* [SET PROBLEM] Locate the lines that hold the string "date". Copy every such line.

[Collected data]
** begin **

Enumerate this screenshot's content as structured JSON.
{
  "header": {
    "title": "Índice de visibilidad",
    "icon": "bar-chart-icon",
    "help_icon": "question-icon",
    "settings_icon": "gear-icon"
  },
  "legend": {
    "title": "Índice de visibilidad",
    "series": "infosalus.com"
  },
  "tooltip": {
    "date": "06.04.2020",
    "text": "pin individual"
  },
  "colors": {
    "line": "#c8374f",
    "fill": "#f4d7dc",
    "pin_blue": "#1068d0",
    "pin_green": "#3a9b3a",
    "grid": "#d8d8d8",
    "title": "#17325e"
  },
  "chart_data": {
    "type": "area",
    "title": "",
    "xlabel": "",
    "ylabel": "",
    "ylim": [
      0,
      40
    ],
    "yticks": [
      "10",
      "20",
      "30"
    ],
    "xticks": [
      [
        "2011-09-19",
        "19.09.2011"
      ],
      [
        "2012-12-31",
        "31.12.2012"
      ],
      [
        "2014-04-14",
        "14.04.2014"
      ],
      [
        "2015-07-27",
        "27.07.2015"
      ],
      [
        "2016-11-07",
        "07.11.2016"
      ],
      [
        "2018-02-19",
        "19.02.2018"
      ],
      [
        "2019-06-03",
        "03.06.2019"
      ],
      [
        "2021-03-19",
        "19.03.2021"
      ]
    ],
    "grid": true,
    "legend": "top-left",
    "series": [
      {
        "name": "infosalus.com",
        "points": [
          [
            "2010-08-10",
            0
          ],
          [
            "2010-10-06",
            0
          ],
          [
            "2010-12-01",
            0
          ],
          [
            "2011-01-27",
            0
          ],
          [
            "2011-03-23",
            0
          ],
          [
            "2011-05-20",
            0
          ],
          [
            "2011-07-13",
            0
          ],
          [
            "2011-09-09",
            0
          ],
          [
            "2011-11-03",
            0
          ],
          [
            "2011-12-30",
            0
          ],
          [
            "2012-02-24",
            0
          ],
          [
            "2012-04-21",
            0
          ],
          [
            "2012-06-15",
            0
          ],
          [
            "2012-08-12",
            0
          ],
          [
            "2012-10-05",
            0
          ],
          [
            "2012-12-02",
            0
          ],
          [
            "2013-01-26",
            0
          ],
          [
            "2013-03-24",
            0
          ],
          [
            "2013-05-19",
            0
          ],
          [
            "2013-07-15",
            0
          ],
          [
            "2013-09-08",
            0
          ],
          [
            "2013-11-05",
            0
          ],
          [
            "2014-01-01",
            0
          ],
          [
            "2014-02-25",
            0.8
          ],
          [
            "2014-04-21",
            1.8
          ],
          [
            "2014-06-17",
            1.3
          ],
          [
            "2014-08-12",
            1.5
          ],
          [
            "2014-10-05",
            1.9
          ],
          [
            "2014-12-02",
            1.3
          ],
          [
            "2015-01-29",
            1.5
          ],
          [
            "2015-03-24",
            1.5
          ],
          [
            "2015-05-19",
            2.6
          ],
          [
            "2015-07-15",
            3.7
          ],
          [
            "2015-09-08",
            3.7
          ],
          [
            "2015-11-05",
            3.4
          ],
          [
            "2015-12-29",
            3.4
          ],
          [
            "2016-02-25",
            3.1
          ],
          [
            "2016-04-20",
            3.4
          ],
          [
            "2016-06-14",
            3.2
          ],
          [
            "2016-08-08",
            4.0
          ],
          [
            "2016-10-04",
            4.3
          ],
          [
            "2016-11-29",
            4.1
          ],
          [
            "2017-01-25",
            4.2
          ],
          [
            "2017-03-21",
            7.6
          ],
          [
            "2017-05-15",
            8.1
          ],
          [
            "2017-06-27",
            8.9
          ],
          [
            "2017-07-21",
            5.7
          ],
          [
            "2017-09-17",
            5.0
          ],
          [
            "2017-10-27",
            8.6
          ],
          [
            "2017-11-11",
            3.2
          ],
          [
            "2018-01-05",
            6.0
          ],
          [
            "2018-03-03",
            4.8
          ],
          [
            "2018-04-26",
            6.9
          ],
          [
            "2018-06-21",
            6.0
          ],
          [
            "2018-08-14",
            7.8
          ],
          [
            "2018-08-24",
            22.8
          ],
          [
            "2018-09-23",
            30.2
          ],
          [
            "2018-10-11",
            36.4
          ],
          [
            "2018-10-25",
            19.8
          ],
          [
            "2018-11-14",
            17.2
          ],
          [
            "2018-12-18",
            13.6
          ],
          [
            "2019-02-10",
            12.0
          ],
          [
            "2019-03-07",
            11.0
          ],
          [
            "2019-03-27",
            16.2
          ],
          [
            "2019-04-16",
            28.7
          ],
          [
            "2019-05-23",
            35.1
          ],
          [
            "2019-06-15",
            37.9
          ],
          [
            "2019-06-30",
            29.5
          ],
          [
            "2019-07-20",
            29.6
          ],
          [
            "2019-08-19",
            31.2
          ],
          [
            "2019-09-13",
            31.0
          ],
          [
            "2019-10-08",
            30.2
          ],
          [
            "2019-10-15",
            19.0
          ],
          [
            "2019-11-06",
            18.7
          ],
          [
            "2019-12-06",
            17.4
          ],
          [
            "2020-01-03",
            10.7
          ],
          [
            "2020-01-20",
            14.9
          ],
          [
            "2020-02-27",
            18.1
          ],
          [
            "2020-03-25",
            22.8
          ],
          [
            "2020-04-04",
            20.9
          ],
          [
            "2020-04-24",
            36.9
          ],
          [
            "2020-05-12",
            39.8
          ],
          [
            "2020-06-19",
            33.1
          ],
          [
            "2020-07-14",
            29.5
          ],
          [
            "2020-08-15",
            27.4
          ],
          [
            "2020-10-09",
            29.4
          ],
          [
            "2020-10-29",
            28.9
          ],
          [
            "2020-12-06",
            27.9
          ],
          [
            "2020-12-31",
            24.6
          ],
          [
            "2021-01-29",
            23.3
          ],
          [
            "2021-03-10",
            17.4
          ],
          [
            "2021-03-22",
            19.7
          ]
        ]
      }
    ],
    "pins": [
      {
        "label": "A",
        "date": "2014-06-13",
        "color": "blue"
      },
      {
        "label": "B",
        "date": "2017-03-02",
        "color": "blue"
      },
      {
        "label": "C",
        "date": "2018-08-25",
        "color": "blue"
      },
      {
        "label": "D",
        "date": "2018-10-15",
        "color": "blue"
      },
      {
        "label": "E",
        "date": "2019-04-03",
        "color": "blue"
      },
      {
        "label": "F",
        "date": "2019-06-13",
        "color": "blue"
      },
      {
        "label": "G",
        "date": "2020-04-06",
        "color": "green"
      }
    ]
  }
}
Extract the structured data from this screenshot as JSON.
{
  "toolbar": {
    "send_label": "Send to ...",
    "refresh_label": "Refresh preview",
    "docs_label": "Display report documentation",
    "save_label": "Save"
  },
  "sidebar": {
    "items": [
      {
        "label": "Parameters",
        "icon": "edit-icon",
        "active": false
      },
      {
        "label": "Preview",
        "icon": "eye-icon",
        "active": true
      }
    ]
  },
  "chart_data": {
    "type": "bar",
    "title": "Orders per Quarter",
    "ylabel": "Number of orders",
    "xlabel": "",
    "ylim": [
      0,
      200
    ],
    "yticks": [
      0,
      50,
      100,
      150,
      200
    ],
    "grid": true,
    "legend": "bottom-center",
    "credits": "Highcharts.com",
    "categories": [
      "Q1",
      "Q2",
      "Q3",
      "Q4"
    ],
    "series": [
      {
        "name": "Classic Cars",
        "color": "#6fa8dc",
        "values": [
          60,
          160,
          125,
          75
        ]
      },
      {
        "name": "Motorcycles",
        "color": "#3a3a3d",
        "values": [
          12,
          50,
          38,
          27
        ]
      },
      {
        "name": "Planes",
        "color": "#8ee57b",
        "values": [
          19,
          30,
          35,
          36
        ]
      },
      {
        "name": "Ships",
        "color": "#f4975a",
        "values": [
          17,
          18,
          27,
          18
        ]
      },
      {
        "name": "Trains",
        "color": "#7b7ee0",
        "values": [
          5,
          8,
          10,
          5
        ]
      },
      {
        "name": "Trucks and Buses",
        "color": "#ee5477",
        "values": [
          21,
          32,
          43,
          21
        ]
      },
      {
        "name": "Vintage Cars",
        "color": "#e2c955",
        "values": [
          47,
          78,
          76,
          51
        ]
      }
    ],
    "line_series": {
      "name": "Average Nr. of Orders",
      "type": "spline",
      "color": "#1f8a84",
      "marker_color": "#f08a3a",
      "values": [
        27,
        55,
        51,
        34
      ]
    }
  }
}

** end **

* [EXERCISE RESPONSE]
    "date": "06.04.2020",
        "date": "2014-06-13",
        "date": "2017-03-02",
        "date": "2018-08-25",
        "date": "2018-10-15",
        "date": "2019-04-03",
        "date": "2019-06-13",
        "date": "2020-04-06",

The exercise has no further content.